■ **Required task**
Return the listing below verbatim. Pictures do not belong in the copy.

-- BEGIN Stored records --

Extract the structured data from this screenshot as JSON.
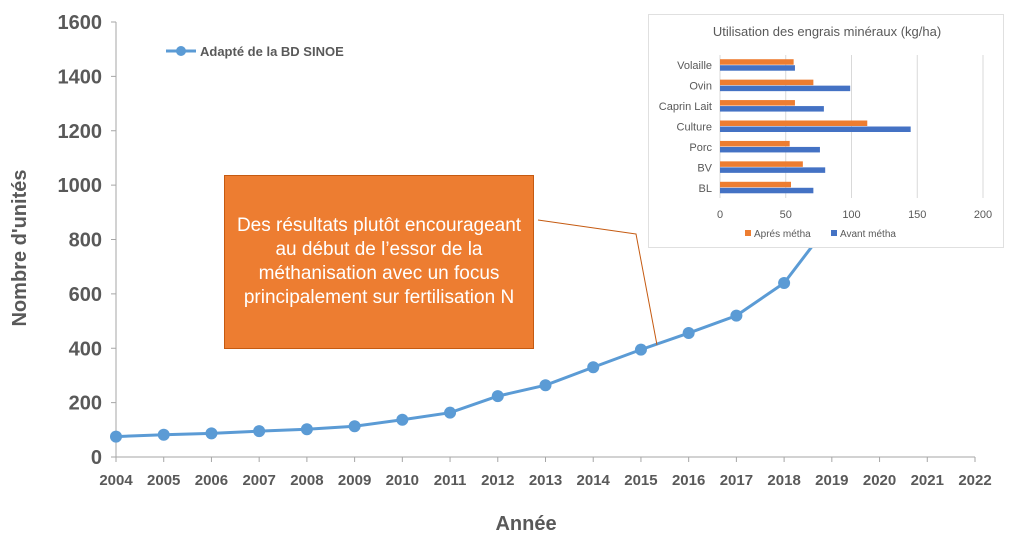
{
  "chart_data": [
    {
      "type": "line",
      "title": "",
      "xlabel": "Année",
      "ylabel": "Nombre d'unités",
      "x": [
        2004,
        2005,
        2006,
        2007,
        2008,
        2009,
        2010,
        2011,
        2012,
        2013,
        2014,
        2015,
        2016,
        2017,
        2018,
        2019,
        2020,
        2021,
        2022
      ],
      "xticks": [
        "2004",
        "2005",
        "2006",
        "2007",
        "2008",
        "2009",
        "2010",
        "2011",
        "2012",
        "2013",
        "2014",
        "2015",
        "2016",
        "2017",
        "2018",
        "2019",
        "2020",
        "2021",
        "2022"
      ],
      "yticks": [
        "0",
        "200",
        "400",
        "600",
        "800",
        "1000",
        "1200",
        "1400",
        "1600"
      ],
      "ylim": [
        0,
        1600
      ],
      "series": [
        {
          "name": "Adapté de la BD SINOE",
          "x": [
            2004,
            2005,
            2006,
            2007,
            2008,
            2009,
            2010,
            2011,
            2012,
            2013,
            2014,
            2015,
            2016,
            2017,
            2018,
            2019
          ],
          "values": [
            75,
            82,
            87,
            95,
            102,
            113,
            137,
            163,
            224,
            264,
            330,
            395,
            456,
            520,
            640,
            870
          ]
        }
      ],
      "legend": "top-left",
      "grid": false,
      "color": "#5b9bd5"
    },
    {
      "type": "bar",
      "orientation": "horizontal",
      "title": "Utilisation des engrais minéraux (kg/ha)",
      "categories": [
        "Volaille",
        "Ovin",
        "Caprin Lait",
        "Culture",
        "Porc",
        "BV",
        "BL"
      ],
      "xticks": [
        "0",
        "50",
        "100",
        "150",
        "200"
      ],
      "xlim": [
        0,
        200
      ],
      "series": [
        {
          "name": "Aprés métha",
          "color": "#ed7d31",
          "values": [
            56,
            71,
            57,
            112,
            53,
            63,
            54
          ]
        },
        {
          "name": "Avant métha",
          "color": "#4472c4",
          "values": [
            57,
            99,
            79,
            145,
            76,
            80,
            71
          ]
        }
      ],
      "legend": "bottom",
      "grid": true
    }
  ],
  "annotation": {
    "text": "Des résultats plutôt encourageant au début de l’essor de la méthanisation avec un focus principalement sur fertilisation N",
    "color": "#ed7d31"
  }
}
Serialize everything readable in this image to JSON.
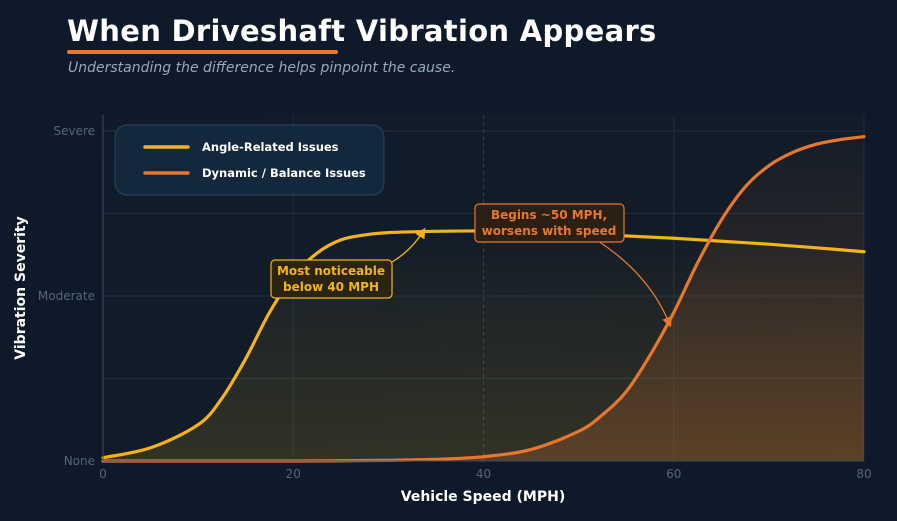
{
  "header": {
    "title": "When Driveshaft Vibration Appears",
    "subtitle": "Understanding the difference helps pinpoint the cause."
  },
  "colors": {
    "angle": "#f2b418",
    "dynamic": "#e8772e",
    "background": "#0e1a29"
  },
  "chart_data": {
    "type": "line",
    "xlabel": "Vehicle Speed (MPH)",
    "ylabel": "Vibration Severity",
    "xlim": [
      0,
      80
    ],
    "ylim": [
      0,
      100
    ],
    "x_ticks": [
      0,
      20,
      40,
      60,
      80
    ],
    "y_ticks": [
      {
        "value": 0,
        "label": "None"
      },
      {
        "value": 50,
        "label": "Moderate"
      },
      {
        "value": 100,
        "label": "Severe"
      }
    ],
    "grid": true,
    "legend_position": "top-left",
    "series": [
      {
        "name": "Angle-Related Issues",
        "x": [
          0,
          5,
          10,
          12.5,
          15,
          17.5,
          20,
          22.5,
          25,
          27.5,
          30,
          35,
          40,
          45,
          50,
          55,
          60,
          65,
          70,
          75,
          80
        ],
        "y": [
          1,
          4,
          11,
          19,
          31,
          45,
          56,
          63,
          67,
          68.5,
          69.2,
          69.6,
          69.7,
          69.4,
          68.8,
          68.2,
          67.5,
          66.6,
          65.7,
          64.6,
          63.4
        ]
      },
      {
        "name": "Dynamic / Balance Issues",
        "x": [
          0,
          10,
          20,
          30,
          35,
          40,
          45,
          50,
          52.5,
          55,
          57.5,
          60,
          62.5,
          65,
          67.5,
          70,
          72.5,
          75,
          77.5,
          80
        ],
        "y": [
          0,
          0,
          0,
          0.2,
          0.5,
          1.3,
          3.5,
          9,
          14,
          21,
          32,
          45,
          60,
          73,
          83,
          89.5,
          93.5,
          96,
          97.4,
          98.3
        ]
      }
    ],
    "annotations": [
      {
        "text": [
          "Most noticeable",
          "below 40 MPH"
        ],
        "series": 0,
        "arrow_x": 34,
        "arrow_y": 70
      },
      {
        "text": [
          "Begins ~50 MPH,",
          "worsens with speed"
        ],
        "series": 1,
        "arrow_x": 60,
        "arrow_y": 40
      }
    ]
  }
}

-- END Stored records --

■ **Output below**
Extract the structured data from this screenshot as JSON.
{
  "chart_data": [
    {
      "type": "line",
      "title": "",
      "xlabel": "Année",
      "ylabel": "Nombre d'unités",
      "x": [
        2004,
        2005,
        2006,
        2007,
        2008,
        2009,
        2010,
        2011,
        2012,
        2013,
        2014,
        2015,
        2016,
        2017,
        2018,
        2019,
        2020,
        2021,
        2022
      ],
      "xticks": [
        "2004",
        "2005",
        "2006",
        "2007",
        "2008",
        "2009",
        "2010",
        "2011",
        "2012",
        "2013",
        "2014",
        "2015",
        "2016",
        "2017",
        "2018",
        "2019",
        "2020",
        "2021",
        "2022"
      ],
      "yticks": [
        "0",
        "200",
        "400",
        "600",
        "800",
        "1000",
        "1200",
        "1400",
        "1600"
      ],
      "ylim": [
        0,
        1600
      ],
      "series": [
        {
          "name": "Adapté de la BD SINOE",
          "x": [
            2004,
            2005,
            2006,
            2007,
            2008,
            2009,
            2010,
            2011,
            2012,
            2013,
            2014,
            2015,
            2016,
            2017,
            2018,
            2019
          ],
          "values": [
            75,
            82,
            87,
            95,
            102,
            113,
            137,
            163,
            224,
            264,
            330,
            395,
            456,
            520,
            640,
            870
          ]
        }
      ],
      "legend": "top-left",
      "grid": false,
      "color": "#5b9bd5"
    },
    {
      "type": "bar",
      "orientation": "horizontal",
      "title": "Utilisation des engrais minéraux (kg/ha)",
      "categories": [
        "Volaille",
        "Ovin",
        "Caprin Lait",
        "Culture",
        "Porc",
        "BV",
        "BL"
      ],
      "xticks": [
        "0",
        "50",
        "100",
        "150",
        "200"
      ],
      "xlim": [
        0,
        200
      ],
      "series": [
        {
          "name": "Aprés métha",
          "color": "#ed7d31",
          "values": [
            56,
            71,
            57,
            112,
            53,
            63,
            54
          ]
        },
        {
          "name": "Avant métha",
          "color": "#4472c4",
          "values": [
            57,
            99,
            79,
            145,
            76,
            80,
            71
          ]
        }
      ],
      "legend": "bottom",
      "grid": true
    }
  ],
  "annotation": {
    "text": "Des résultats plutôt encourageant au début de l’essor de la méthanisation avec un focus principalement sur fertilisation N",
    "color": "#ed7d31"
  }
}
Serialize everything readable in this image to JSON.
{
  "header": {
    "title": "When Driveshaft Vibration Appears",
    "subtitle": "Understanding the difference helps pinpoint the cause."
  },
  "colors": {
    "angle": "#f2b418",
    "dynamic": "#e8772e",
    "background": "#0e1a29"
  },
  "chart_data": {
    "type": "line",
    "xlabel": "Vehicle Speed (MPH)",
    "ylabel": "Vibration Severity",
    "xlim": [
      0,
      80
    ],
    "ylim": [
      0,
      100
    ],
    "x_ticks": [
      0,
      20,
      40,
      60,
      80
    ],
    "y_ticks": [
      {
        "value": 0,
        "label": "None"
      },
      {
        "value": 50,
        "label": "Moderate"
      },
      {
        "value": 100,
        "label": "Severe"
      }
    ],
    "grid": true,
    "legend_position": "top-left",
    "series": [
      {
        "name": "Angle-Related Issues",
        "x": [
          0,
          5,
          10,
          12.5,
          15,
          17.5,
          20,
          22.5,
          25,
          27.5,
          30,
          35,
          40,
          45,
          50,
          55,
          60,
          65,
          70,
          75,
          80
        ],
        "y": [
          1,
          4,
          11,
          19,
          31,
          45,
          56,
          63,
          67,
          68.5,
          69.2,
          69.6,
          69.7,
          69.4,
          68.8,
          68.2,
          67.5,
          66.6,
          65.7,
          64.6,
          63.4
        ]
      },
      {
        "name": "Dynamic / Balance Issues",
        "x": [
          0,
          10,
          20,
          30,
          35,
          40,
          45,
          50,
          52.5,
          55,
          57.5,
          60,
          62.5,
          65,
          67.5,
          70,
          72.5,
          75,
          77.5,
          80
        ],
        "y": [
          0,
          0,
          0,
          0.2,
          0.5,
          1.3,
          3.5,
          9,
          14,
          21,
          32,
          45,
          60,
          73,
          83,
          89.5,
          93.5,
          96,
          97.4,
          98.3
        ]
      }
    ],
    "annotations": [
      {
        "text": [
          "Most noticeable",
          "below 40 MPH"
        ],
        "series": 0,
        "arrow_x": 34,
        "arrow_y": 70
      },
      {
        "text": [
          "Begins ~50 MPH,",
          "worsens with speed"
        ],
        "series": 1,
        "arrow_x": 60,
        "arrow_y": 40
      }
    ]
  }
}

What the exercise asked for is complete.